Work to complete: Wherever "누가복음" appears in a line, copy that line.

## BEGIN Data to process

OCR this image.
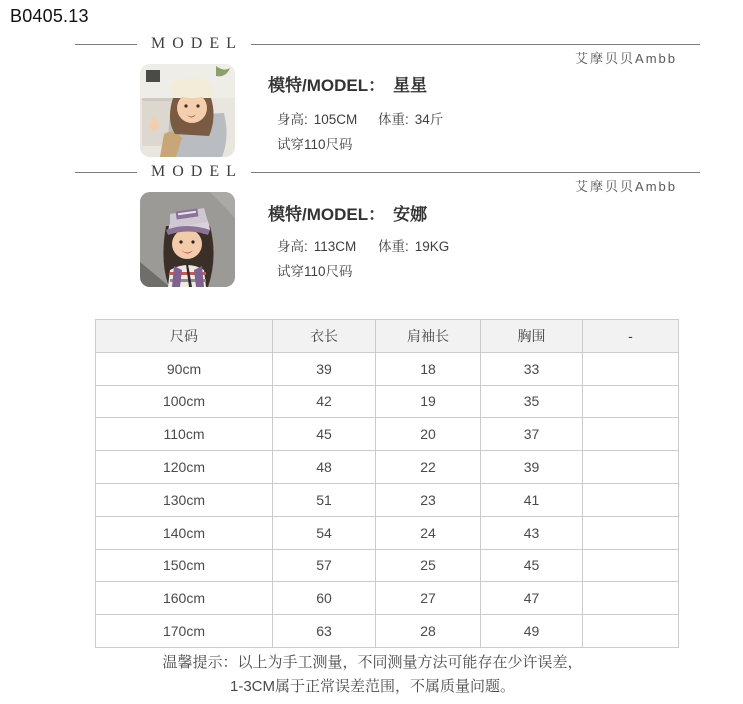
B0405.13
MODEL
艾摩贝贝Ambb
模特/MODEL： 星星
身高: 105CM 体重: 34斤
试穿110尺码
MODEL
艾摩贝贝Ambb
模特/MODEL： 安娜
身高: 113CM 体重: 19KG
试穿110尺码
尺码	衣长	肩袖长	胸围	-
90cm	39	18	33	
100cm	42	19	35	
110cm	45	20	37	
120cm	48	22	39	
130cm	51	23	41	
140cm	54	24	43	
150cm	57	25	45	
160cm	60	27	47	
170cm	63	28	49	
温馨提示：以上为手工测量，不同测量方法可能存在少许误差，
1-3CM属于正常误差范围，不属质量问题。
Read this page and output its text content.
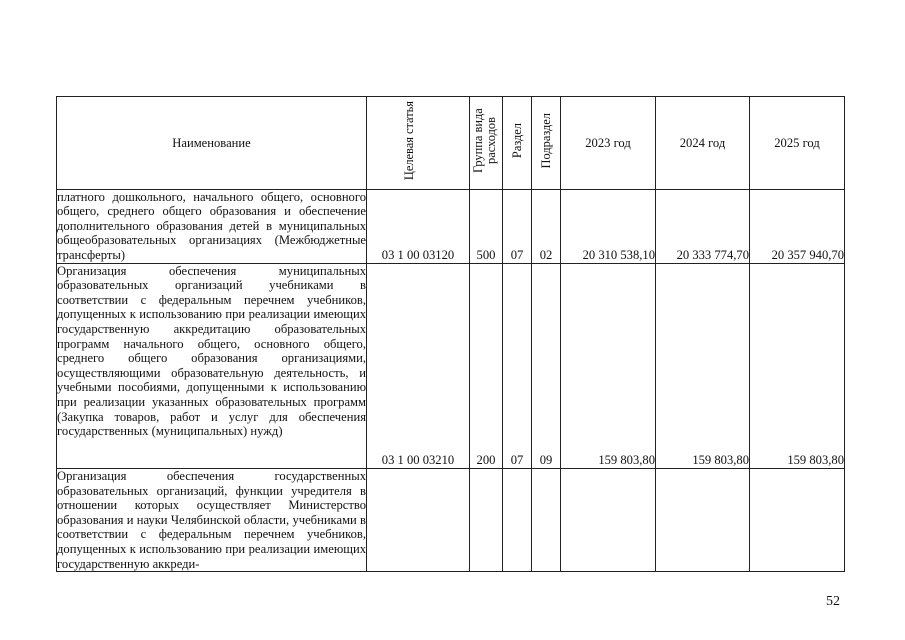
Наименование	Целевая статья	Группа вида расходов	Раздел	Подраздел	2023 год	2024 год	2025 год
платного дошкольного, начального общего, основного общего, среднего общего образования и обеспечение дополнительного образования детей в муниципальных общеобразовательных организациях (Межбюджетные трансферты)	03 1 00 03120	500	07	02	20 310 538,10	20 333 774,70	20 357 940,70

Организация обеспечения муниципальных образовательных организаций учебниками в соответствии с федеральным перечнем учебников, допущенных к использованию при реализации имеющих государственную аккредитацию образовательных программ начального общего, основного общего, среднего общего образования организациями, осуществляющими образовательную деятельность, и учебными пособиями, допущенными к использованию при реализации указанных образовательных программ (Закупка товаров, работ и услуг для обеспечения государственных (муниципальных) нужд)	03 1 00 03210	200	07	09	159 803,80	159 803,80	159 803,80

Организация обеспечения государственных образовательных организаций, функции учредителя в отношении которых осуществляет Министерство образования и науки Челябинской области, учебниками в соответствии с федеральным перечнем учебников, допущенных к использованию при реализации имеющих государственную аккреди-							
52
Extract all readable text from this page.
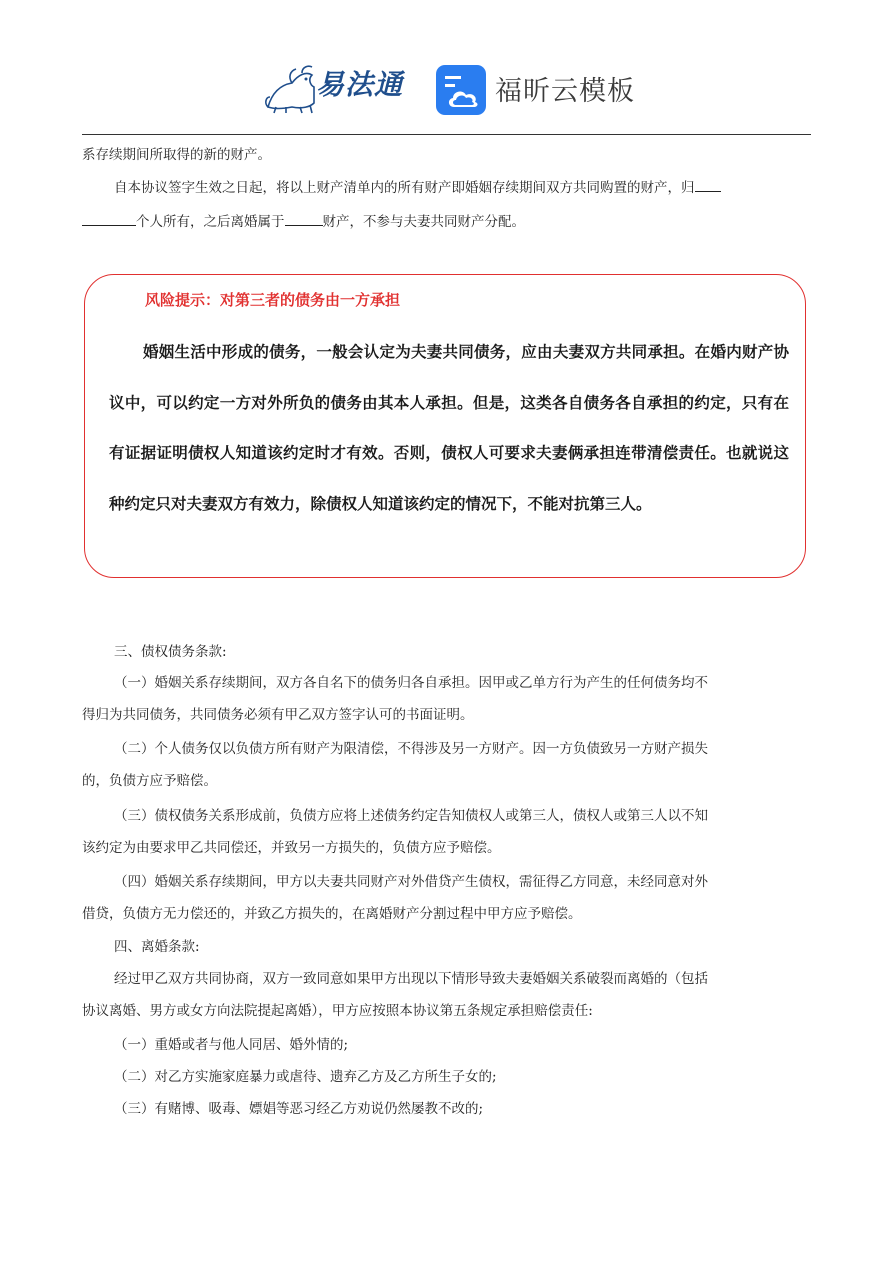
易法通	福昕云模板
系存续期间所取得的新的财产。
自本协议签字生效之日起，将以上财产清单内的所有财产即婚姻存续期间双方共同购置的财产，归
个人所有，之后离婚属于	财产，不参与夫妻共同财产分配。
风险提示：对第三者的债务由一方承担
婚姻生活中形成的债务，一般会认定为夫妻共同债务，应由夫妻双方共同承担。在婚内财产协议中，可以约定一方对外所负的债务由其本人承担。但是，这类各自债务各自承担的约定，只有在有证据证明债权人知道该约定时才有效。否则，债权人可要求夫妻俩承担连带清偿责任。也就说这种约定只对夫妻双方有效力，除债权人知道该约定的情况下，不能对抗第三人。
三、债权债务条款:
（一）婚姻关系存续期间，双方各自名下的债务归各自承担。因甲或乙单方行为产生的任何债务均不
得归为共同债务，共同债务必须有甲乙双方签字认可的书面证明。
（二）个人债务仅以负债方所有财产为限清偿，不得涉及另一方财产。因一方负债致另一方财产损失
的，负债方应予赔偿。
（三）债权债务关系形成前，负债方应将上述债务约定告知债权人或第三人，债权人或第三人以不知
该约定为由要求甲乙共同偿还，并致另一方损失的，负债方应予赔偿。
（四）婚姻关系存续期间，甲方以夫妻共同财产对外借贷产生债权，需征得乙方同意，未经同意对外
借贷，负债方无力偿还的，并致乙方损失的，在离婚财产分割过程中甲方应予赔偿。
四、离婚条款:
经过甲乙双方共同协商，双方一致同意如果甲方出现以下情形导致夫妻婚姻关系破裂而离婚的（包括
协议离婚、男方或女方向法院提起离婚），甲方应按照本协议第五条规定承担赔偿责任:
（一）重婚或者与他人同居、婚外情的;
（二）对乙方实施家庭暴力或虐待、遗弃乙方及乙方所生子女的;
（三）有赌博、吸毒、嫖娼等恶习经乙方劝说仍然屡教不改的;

## END Data to process
## BEGIN Data to process

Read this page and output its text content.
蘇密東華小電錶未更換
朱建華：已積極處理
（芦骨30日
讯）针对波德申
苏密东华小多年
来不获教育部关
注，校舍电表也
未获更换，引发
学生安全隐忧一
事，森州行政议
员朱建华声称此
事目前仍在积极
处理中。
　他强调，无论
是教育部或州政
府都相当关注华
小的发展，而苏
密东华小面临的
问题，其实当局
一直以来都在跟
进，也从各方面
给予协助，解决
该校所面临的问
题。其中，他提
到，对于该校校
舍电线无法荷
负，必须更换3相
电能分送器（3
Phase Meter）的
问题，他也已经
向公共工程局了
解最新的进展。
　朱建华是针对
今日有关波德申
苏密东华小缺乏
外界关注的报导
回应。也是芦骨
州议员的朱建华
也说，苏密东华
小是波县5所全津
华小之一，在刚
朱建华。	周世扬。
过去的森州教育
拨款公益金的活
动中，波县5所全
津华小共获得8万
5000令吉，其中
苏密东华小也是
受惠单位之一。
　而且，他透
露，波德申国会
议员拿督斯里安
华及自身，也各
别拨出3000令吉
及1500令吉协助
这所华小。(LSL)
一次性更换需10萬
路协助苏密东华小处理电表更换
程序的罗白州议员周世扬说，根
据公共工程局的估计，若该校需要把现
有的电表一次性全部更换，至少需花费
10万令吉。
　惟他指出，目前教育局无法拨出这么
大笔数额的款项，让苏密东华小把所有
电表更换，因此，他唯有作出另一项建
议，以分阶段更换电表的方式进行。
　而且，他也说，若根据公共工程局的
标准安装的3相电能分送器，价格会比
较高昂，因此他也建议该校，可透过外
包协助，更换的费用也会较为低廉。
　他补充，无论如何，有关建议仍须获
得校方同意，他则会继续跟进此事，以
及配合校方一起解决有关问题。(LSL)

## END Data to process
## BEGIN Data to process

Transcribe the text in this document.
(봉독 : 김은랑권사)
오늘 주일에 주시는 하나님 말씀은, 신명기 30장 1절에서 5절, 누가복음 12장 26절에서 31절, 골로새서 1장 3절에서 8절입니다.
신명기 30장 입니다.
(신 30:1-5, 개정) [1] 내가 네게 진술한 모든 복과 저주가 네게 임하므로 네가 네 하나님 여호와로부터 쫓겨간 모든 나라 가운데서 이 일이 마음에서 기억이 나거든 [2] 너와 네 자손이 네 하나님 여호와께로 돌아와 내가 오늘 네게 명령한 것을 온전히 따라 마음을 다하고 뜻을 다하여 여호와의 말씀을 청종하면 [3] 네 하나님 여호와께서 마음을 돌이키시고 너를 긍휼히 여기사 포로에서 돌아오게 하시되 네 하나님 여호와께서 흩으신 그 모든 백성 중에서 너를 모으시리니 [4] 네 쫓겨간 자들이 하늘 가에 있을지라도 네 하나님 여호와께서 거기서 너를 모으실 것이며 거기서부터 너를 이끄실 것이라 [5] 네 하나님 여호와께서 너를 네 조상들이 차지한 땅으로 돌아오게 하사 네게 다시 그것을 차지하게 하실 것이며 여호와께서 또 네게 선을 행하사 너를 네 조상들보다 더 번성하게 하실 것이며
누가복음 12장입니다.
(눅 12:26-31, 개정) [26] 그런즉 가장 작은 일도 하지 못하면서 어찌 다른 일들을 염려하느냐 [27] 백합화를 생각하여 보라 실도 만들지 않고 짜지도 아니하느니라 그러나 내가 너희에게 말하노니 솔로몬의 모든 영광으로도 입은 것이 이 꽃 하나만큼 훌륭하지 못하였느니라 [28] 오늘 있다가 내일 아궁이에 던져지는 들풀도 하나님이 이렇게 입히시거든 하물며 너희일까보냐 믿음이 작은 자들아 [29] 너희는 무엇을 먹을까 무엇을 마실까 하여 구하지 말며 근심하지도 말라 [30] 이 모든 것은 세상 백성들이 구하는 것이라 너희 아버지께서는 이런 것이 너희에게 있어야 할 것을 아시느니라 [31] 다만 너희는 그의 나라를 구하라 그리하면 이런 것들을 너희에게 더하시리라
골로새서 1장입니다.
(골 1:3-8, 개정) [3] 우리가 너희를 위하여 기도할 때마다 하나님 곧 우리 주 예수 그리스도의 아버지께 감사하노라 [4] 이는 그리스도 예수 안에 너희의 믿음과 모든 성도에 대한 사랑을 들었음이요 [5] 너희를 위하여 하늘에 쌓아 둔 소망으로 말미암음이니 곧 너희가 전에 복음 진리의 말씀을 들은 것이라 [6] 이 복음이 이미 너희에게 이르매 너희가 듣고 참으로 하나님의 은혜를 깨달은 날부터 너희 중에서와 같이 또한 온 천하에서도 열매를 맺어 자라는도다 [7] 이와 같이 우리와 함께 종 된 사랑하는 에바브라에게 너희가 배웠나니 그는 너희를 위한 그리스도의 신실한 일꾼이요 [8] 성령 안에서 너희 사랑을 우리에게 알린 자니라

## END Data to process

Solution below:
오늘 주일에 주시는 하나님 말씀은, 신명기 30장 1절에서 5절, 누가복음 12장 26절에서 31절, 골로새서 1장 3절에서 8절입니다.
누가복음 12장입니다.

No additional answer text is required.